TASK PROMPT: Exactly repeat the full listing that follows.

(Rows from a dataset)
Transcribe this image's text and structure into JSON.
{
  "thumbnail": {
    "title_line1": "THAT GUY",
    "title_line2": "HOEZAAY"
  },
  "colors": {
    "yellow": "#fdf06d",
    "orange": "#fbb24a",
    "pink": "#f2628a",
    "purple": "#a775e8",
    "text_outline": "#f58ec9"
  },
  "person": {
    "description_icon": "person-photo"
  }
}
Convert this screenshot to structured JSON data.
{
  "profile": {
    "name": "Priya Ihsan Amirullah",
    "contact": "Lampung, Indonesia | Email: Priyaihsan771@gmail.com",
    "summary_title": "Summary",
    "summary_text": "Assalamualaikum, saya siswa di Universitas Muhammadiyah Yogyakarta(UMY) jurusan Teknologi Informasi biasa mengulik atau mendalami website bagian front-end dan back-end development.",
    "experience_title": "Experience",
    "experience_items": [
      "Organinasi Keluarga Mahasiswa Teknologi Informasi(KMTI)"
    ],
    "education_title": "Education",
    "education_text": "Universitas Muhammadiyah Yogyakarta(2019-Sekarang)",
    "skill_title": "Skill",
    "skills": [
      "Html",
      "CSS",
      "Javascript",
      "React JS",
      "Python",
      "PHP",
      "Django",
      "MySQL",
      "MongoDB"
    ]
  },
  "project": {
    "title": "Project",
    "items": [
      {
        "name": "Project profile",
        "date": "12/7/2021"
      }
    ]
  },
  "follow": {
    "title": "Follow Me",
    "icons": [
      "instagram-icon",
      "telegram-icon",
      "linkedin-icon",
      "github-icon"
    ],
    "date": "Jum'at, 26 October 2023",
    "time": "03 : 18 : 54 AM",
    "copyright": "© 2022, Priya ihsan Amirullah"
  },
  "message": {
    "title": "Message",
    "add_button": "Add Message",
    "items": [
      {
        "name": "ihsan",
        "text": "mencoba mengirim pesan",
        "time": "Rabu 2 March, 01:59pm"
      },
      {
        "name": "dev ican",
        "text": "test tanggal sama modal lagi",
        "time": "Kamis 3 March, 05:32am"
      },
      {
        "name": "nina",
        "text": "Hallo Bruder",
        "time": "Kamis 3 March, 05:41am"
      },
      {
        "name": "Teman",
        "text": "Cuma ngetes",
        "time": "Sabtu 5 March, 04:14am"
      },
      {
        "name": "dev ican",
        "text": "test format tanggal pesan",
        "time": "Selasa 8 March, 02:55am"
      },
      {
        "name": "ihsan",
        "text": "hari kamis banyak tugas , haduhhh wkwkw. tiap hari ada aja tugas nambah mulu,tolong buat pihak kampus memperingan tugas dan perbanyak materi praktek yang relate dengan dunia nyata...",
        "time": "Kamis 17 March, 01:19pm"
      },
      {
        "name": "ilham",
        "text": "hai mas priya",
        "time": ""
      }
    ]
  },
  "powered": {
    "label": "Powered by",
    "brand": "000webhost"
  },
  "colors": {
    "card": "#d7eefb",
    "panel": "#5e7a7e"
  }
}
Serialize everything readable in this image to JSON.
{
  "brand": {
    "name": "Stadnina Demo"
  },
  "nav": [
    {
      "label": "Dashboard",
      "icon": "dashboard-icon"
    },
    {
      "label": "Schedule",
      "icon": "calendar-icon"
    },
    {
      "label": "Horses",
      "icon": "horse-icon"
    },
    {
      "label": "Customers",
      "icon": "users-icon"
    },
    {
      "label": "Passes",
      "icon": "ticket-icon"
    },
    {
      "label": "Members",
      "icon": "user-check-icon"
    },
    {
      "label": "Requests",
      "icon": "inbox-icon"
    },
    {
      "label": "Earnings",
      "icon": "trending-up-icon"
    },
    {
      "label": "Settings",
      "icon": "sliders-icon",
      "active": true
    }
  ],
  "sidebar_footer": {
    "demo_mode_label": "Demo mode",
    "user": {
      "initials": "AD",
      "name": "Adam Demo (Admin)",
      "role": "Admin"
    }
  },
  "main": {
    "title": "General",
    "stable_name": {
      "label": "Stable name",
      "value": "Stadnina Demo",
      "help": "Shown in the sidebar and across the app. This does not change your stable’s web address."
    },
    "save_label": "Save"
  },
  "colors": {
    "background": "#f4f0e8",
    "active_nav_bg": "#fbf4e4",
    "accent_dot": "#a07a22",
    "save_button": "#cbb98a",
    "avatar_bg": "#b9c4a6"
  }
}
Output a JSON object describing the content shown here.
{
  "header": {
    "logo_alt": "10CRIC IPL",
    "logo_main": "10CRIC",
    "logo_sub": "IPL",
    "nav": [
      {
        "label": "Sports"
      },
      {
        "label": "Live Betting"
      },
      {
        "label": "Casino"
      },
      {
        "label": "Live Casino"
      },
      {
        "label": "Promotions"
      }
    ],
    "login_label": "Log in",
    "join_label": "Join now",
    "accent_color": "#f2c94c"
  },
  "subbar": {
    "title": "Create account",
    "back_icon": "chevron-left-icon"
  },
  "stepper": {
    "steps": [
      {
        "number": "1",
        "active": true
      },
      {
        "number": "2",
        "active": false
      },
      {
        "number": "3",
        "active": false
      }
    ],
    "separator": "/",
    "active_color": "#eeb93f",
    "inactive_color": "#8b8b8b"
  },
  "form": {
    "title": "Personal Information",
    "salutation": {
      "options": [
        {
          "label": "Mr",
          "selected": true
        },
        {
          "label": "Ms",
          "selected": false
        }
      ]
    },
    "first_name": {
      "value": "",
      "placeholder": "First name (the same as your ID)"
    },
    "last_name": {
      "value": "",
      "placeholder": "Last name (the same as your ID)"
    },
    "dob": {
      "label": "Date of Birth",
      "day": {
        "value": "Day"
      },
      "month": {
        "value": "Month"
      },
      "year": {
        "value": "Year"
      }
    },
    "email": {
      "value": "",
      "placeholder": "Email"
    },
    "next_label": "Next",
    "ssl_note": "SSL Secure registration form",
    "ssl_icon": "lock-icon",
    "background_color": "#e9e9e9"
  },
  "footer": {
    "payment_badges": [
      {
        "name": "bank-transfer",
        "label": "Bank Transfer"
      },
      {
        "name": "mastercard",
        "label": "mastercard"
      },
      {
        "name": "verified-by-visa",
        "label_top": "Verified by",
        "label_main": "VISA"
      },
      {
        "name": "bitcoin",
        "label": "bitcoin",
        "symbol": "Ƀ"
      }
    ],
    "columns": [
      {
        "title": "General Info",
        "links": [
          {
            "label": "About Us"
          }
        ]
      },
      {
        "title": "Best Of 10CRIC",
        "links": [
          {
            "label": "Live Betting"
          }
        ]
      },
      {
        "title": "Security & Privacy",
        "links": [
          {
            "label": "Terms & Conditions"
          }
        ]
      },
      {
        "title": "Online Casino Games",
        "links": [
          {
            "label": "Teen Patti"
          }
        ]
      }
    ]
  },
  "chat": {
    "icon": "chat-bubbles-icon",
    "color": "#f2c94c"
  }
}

EXERCISE SOLUTION:
Transcribe this image's text and structure into JSON.
{
  "thumbnail": {
    "title_line1": "THAT GUY",
    "title_line2": "HOEZAAY"
  },
  "colors": {
    "yellow": "#fdf06d",
    "orange": "#fbb24a",
    "pink": "#f2628a",
    "purple": "#a775e8",
    "text_outline": "#f58ec9"
  },
  "person": {
    "description_icon": "person-photo"
  }
}
Convert this screenshot to structured JSON data.
{
  "profile": {
    "name": "Priya Ihsan Amirullah",
    "contact": "Lampung, Indonesia | Email: Priyaihsan771@gmail.com",
    "summary_title": "Summary",
    "summary_text": "Assalamualaikum, saya siswa di Universitas Muhammadiyah Yogyakarta(UMY) jurusan Teknologi Informasi biasa mengulik atau mendalami website bagian front-end dan back-end development.",
    "experience_title": "Experience",
    "experience_items": [
      "Organinasi Keluarga Mahasiswa Teknologi Informasi(KMTI)"
    ],
    "education_title": "Education",
    "education_text": "Universitas Muhammadiyah Yogyakarta(2019-Sekarang)",
    "skill_title": "Skill",
    "skills": [
      "Html",
      "CSS",
      "Javascript",
      "React JS",
      "Python",
      "PHP",
      "Django",
      "MySQL",
      "MongoDB"
    ]
  },
  "project": {
    "title": "Project",
    "items": [
      {
        "name": "Project profile",
        "date": "12/7/2021"
      }
    ]
  },
  "follow": {
    "title": "Follow Me",
    "icons": [
      "instagram-icon",
      "telegram-icon",
      "linkedin-icon",
      "github-icon"
    ],
    "date": "Jum'at, 26 October 2023",
    "time": "03 : 18 : 54 AM",
    "copyright": "© 2022, Priya ihsan Amirullah"
  },
  "message": {
    "title": "Message",
    "add_button": "Add Message",
    "items": [
      {
        "name": "ihsan",
        "text": "mencoba mengirim pesan",
        "time": "Rabu 2 March, 01:59pm"
      },
      {
        "name": "dev ican",
        "text": "test tanggal sama modal lagi",
        "time": "Kamis 3 March, 05:32am"
      },
      {
        "name": "nina",
        "text": "Hallo Bruder",
        "time": "Kamis 3 March, 05:41am"
      },
      {
        "name": "Teman",
        "text": "Cuma ngetes",
        "time": "Sabtu 5 March, 04:14am"
      },
      {
        "name": "dev ican",
        "text": "test format tanggal pesan",
        "time": "Selasa 8 March, 02:55am"
      },
      {
        "name": "ihsan",
        "text": "hari kamis banyak tugas , haduhhh wkwkw. tiap hari ada aja tugas nambah mulu,tolong buat pihak kampus memperingan tugas dan perbanyak materi praktek yang relate dengan dunia nyata...",
        "time": "Kamis 17 March, 01:19pm"
      },
      {
        "name": "ilham",
        "text": "hai mas priya",
        "time": ""
      }
    ]
  },
  "powered": {
    "label": "Powered by",
    "brand": "000webhost"
  },
  "colors": {
    "card": "#d7eefb",
    "panel": "#5e7a7e"
  }
}
Serialize everything readable in this image to JSON.
{
  "brand": {
    "name": "Stadnina Demo"
  },
  "nav": [
    {
      "label": "Dashboard",
      "icon": "dashboard-icon"
    },
    {
      "label": "Schedule",
      "icon": "calendar-icon"
    },
    {
      "label": "Horses",
      "icon": "horse-icon"
    },
    {
      "label": "Customers",
      "icon": "users-icon"
    },
    {
      "label": "Passes",
      "icon": "ticket-icon"
    },
    {
      "label": "Members",
      "icon": "user-check-icon"
    },
    {
      "label": "Requests",
      "icon": "inbox-icon"
    },
    {
      "label": "Earnings",
      "icon": "trending-up-icon"
    },
    {
      "label": "Settings",
      "icon": "sliders-icon",
      "active": true
    }
  ],
  "sidebar_footer": {
    "demo_mode_label": "Demo mode",
    "user": {
      "initials": "AD",
      "name": "Adam Demo (Admin)",
      "role": "Admin"
    }
  },
  "main": {
    "title": "General",
    "stable_name": {
      "label": "Stable name",
      "value": "Stadnina Demo",
      "help": "Shown in the sidebar and across the app. This does not change your stable’s web address."
    },
    "save_label": "Save"
  },
  "colors": {
    "background": "#f4f0e8",
    "active_nav_bg": "#fbf4e4",
    "accent_dot": "#a07a22",
    "save_button": "#cbb98a",
    "avatar_bg": "#b9c4a6"
  }
}
Output a JSON object describing the content shown here.
{
  "header": {
    "logo_alt": "10CRIC IPL",
    "logo_main": "10CRIC",
    "logo_sub": "IPL",
    "nav": [
      {
        "label": "Sports"
      },
      {
        "label": "Live Betting"
      },
      {
        "label": "Casino"
      },
      {
        "label": "Live Casino"
      },
      {
        "label": "Promotions"
      }
    ],
    "login_label": "Log in",
    "join_label": "Join now",
    "accent_color": "#f2c94c"
  },
  "subbar": {
    "title": "Create account",
    "back_icon": "chevron-left-icon"
  },
  "stepper": {
    "steps": [
      {
        "number": "1",
        "active": true
      },
      {
        "number": "2",
        "active": false
      },
      {
        "number": "3",
        "active": false
      }
    ],
    "separator": "/",
    "active_color": "#eeb93f",
    "inactive_color": "#8b8b8b"
  },
  "form": {
    "title": "Personal Information",
    "salutation": {
      "options": [
        {
          "label": "Mr",
          "selected": true
        },
        {
          "label": "Ms",
          "selected": false
        }
      ]
    },
    "first_name": {
      "value": "",
      "placeholder": "First name (the same as your ID)"
    },
    "last_name": {
      "value": "",
      "placeholder": "Last name (the same as your ID)"
    },
    "dob": {
      "label": "Date of Birth",
      "day": {
        "value": "Day"
      },
      "month": {
        "value": "Month"
      },
      "year": {
        "value": "Year"
      }
    },
    "email": {
      "value": "",
      "placeholder": "Email"
    },
    "next_label": "Next",
    "ssl_note": "SSL Secure registration form",
    "ssl_icon": "lock-icon",
    "background_color": "#e9e9e9"
  },
  "footer": {
    "payment_badges": [
      {
        "name": "bank-transfer",
        "label": "Bank Transfer"
      },
      {
        "name": "mastercard",
        "label": "mastercard"
      },
      {
        "name": "verified-by-visa",
        "label_top": "Verified by",
        "label_main": "VISA"
      },
      {
        "name": "bitcoin",
        "label": "bitcoin",
        "symbol": "Ƀ"
      }
    ],
    "columns": [
      {
        "title": "General Info",
        "links": [
          {
            "label": "About Us"
          }
        ]
      },
      {
        "title": "Best Of 10CRIC",
        "links": [
          {
            "label": "Live Betting"
          }
        ]
      },
      {
        "title": "Security & Privacy",
        "links": [
          {
            "label": "Terms & Conditions"
          }
        ]
      },
      {
        "title": "Online Casino Games",
        "links": [
          {
            "label": "Teen Patti"
          }
        ]
      }
    ]
  },
  "chat": {
    "icon": "chat-bubbles-icon",
    "color": "#f2c94c"
  }
}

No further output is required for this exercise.